Return all lines below containing the word "title".

Collected data
════════════════════
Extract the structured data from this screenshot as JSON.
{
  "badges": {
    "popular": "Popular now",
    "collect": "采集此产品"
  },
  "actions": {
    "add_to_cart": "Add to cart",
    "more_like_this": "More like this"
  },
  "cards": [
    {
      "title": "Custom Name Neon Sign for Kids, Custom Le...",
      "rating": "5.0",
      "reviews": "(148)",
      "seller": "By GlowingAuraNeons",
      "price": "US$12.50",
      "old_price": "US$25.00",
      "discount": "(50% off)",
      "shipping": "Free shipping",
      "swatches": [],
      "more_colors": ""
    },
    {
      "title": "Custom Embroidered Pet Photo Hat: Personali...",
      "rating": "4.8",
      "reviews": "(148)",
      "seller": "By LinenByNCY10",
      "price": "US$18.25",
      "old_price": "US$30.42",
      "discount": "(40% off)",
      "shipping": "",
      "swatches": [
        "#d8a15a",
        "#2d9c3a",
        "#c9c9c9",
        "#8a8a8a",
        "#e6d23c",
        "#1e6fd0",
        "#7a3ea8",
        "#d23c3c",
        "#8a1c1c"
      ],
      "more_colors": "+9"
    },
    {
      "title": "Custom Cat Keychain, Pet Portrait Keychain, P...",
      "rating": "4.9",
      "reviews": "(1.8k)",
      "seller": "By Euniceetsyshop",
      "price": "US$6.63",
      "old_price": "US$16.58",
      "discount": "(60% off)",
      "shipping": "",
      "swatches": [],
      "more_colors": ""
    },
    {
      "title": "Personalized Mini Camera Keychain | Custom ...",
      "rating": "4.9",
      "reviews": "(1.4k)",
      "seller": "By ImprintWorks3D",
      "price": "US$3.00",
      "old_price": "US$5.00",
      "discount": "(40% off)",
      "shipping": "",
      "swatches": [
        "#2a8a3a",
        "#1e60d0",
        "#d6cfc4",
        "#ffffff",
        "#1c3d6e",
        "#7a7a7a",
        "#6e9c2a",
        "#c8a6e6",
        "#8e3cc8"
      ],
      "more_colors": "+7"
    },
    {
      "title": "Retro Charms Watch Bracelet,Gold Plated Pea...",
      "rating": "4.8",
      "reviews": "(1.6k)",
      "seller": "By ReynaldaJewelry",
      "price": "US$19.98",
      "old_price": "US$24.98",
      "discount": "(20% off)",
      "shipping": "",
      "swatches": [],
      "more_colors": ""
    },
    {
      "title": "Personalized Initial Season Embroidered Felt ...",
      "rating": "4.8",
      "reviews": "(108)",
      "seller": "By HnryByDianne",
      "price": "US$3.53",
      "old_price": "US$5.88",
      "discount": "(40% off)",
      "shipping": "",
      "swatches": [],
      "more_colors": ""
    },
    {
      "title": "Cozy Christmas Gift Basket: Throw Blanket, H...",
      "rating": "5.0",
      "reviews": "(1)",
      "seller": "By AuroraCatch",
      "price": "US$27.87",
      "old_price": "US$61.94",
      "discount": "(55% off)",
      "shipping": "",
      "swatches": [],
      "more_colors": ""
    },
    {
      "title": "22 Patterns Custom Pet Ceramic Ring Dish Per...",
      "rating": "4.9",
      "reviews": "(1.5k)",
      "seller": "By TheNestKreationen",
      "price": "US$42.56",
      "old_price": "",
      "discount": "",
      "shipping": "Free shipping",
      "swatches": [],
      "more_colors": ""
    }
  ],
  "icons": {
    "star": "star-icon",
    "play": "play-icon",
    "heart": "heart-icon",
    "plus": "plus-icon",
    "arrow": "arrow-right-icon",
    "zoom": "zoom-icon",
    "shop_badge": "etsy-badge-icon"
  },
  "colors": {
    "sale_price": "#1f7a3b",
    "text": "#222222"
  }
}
════════════════════
### Task result:
      "title": "Custom Name Neon Sign for Kids, Custom Le...",
      "title": "Custom Embroidered Pet Photo Hat: Personali...",
      "title": "Custom Cat Keychain, Pet Portrait Keychain, P...",
      "title": "Personalized Mini Camera Keychain | Custom ...",
      "title": "Retro Charms Watch Bracelet,Gold Plated Pea...",
      "title": "Personalized Initial Season Embroidered Felt ...",
      "title": "Cozy Christmas Gift Basket: Throw Blanket, H...",
      "title": "22 Patterns Custom Pet Ceramic Ring Dish Per...",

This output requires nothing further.